OBJECTIVE.
Across the entries below, how many lines contain the word "Miglioramento"? Give the number alone.

SOURCE DATA.

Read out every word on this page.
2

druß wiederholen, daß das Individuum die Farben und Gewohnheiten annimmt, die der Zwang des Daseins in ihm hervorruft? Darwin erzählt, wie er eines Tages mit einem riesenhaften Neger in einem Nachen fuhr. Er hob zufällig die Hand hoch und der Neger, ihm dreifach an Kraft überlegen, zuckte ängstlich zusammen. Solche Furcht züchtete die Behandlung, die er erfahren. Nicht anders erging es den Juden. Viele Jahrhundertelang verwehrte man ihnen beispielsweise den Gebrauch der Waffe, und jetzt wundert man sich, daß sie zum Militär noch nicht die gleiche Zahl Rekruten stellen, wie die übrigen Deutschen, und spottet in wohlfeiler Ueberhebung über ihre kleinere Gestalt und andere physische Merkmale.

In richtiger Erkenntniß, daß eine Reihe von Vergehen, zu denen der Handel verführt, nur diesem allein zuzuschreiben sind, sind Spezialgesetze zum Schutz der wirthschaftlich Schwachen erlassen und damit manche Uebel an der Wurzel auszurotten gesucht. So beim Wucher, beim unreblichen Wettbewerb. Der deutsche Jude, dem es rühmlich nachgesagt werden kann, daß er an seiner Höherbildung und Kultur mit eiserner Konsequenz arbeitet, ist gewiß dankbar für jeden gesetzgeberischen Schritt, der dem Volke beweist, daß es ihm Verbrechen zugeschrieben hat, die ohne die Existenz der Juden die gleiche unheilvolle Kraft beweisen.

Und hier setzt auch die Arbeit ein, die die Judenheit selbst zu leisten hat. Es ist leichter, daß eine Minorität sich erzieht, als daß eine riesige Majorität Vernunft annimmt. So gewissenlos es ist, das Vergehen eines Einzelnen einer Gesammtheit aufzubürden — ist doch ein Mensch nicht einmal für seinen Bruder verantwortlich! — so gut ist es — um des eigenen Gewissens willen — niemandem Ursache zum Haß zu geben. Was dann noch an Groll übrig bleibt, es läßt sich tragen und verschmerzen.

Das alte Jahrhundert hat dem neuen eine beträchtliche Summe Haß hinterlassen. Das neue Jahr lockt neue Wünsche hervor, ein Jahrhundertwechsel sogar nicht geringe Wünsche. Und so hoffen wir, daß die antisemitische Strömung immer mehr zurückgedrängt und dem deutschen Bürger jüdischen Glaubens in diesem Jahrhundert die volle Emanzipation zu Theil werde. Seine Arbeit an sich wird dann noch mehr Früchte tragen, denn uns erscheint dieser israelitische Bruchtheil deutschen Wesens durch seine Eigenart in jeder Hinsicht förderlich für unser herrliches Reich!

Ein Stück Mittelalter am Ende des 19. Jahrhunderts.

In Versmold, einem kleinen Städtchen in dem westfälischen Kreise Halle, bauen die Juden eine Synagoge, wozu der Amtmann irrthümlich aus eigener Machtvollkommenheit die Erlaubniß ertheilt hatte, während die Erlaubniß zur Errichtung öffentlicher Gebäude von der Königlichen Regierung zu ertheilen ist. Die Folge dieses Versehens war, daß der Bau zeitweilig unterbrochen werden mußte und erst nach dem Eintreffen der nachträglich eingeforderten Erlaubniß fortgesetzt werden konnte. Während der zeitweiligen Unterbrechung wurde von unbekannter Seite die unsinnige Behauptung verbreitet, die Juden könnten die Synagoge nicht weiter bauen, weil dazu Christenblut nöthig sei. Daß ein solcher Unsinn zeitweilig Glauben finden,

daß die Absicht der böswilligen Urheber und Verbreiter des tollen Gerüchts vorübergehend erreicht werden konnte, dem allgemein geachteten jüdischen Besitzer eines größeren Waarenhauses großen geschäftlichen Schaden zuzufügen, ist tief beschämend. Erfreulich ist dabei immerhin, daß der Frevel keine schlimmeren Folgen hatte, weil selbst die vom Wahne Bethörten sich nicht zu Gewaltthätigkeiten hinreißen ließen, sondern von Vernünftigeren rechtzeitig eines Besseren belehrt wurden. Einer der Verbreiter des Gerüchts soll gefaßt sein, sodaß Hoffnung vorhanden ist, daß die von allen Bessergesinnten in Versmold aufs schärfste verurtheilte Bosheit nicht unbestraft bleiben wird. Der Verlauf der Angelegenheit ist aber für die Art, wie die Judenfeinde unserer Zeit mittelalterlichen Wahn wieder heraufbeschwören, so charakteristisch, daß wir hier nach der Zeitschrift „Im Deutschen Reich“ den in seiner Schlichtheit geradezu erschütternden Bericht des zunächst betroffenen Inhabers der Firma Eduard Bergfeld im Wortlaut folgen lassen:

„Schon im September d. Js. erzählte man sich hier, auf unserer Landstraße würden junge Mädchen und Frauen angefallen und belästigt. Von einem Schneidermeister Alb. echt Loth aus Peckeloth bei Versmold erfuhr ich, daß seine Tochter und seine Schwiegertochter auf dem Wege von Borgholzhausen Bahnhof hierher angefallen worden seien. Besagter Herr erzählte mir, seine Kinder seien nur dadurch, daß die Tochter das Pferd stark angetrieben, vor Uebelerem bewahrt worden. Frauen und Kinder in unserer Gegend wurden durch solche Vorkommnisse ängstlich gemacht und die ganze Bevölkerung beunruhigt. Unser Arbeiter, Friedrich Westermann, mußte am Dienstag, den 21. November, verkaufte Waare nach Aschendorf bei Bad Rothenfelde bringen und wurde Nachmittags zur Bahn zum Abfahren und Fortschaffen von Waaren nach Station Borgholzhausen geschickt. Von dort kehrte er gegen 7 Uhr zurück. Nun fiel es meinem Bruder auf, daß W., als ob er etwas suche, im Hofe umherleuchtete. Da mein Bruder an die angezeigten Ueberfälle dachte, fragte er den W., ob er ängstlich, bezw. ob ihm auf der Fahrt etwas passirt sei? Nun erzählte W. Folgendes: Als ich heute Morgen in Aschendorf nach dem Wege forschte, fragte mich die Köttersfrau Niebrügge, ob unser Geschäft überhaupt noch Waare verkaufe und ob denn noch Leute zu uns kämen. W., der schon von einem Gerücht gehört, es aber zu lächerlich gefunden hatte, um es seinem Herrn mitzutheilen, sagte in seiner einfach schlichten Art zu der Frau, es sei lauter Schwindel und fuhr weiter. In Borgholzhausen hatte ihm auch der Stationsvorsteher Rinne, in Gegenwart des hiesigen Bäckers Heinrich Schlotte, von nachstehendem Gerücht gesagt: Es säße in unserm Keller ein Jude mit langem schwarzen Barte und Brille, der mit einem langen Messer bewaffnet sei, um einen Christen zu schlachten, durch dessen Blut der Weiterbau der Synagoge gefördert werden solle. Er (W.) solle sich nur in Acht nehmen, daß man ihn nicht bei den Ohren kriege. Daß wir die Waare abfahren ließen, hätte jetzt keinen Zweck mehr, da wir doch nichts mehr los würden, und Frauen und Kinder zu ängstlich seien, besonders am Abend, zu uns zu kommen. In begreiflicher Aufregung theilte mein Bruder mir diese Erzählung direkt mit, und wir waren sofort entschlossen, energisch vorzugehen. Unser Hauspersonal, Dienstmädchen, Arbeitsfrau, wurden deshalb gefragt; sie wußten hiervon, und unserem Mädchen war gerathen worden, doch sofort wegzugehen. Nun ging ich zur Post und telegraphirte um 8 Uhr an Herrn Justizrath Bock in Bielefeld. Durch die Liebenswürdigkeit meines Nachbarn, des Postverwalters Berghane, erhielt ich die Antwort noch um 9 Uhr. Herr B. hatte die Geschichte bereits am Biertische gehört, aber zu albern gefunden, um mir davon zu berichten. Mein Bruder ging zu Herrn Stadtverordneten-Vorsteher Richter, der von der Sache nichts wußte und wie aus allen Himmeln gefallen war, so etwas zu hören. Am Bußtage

...

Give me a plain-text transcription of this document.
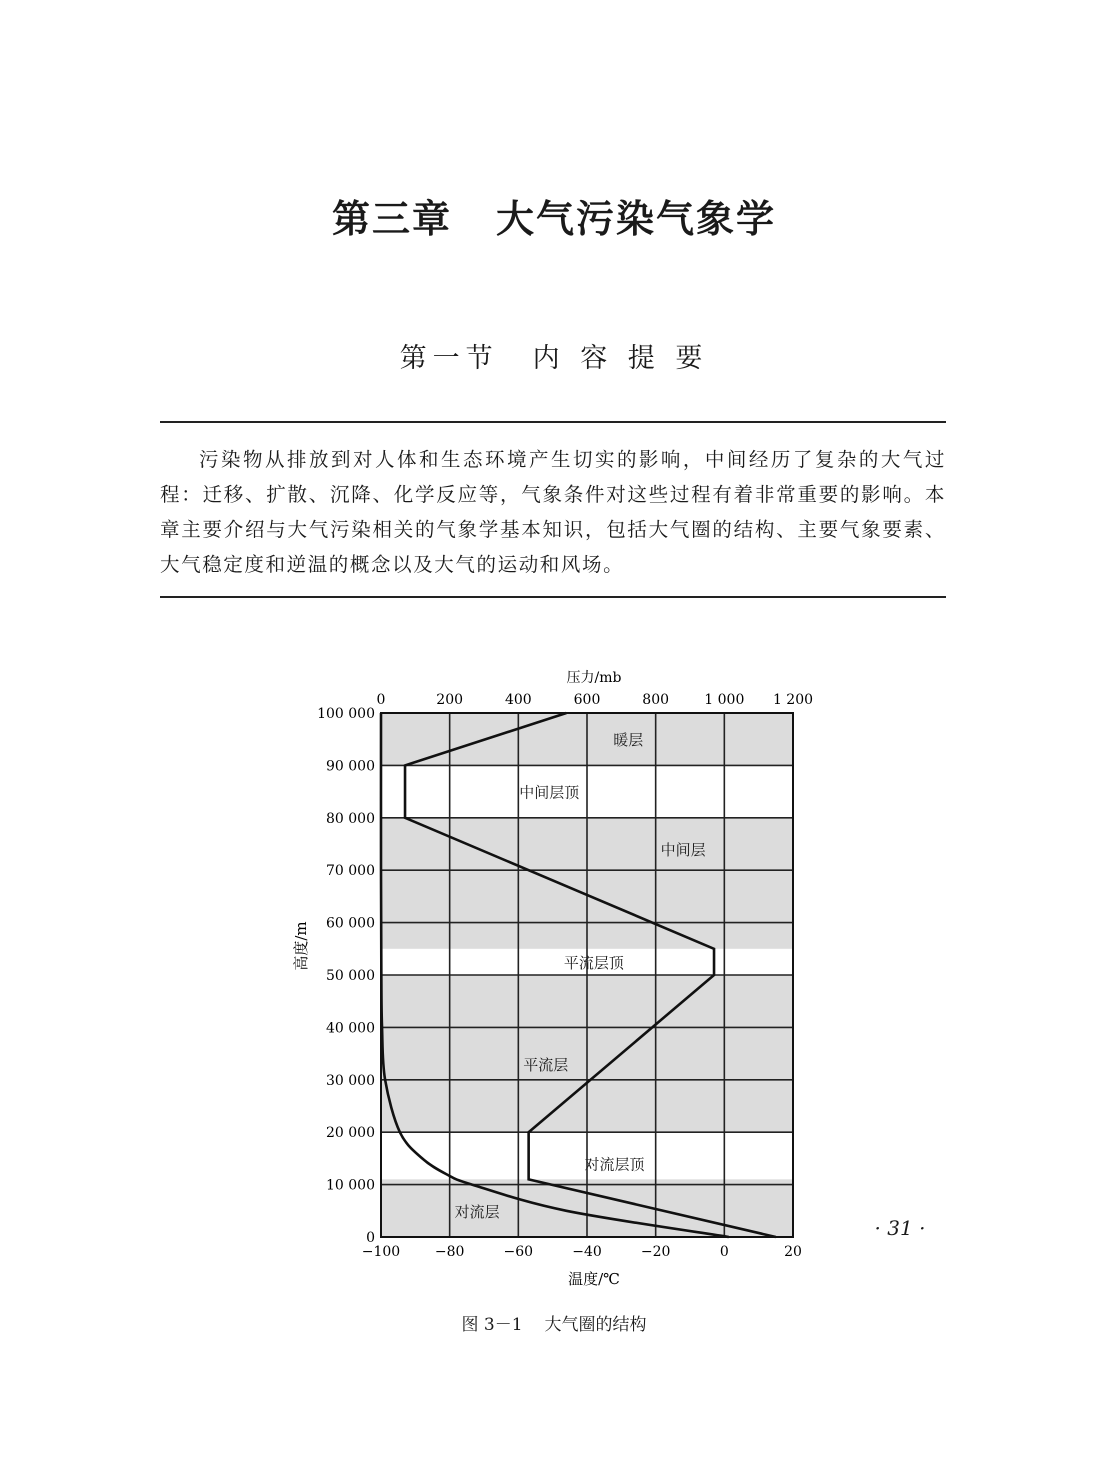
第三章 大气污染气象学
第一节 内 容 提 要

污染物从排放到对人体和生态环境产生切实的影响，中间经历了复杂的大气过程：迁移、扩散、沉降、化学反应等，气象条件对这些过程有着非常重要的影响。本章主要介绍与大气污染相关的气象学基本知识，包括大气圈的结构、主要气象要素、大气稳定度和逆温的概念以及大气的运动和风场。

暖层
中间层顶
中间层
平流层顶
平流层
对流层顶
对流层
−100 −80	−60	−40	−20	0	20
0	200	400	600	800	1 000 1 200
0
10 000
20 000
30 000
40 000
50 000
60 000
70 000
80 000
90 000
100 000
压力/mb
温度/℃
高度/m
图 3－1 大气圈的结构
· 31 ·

==

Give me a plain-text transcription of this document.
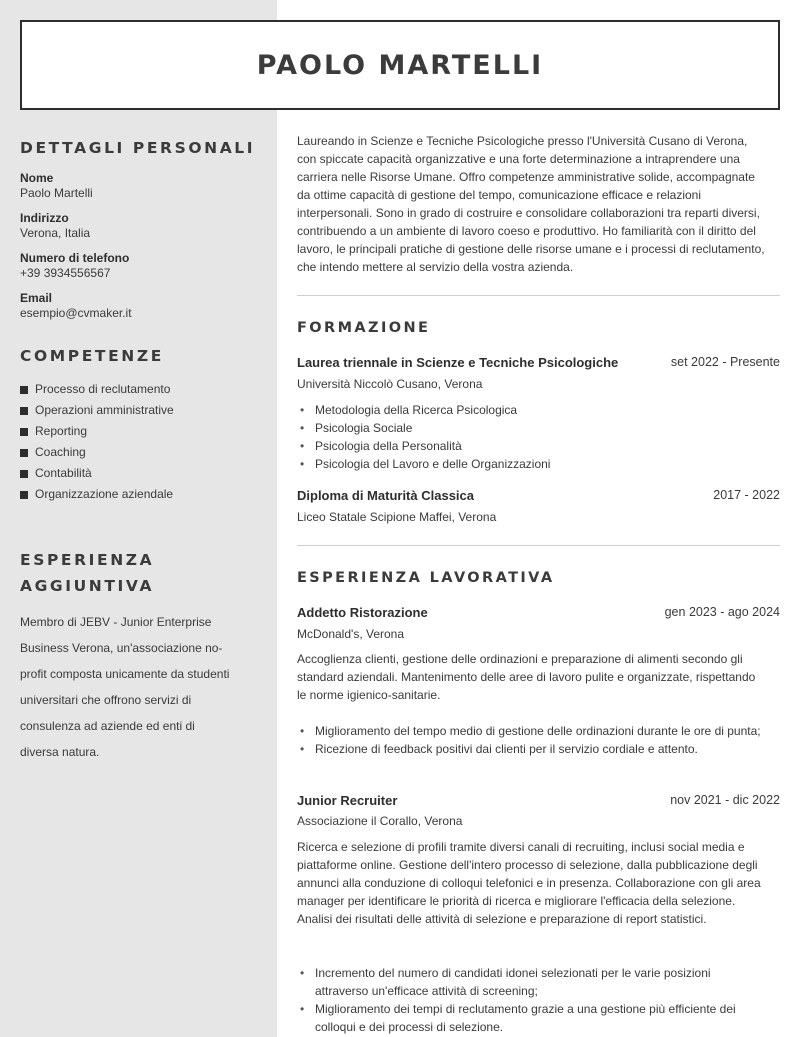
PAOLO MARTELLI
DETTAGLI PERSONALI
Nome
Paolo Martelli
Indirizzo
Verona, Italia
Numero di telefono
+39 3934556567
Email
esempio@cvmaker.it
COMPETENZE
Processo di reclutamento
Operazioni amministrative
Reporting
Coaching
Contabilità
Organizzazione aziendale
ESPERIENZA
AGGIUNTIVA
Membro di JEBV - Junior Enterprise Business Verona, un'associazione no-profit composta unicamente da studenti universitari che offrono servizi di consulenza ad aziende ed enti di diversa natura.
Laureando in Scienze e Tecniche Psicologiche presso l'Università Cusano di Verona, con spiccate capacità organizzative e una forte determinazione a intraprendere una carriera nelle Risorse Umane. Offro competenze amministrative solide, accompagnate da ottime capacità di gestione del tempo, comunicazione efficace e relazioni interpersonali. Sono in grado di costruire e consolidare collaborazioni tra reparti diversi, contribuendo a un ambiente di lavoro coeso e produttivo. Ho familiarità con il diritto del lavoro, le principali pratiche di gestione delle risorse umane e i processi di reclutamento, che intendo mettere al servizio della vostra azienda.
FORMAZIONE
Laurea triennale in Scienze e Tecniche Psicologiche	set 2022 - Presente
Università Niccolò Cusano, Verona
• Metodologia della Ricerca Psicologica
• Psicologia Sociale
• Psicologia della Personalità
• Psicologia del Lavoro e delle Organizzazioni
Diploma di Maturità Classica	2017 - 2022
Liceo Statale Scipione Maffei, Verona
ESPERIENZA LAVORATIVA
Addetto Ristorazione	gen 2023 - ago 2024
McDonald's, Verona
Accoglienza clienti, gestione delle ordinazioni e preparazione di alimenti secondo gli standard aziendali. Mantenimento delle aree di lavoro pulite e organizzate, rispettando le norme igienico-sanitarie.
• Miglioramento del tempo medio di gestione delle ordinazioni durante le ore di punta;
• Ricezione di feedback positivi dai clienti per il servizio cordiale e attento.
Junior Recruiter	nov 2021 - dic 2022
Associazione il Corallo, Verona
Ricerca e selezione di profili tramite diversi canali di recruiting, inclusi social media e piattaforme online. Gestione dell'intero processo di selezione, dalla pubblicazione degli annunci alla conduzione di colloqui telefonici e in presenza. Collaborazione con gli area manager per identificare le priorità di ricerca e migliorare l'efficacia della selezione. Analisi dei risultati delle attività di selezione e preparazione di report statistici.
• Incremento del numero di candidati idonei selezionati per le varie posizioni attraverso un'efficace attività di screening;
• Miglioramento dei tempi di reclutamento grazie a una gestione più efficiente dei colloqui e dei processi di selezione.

CORRECT OUTPUT.
2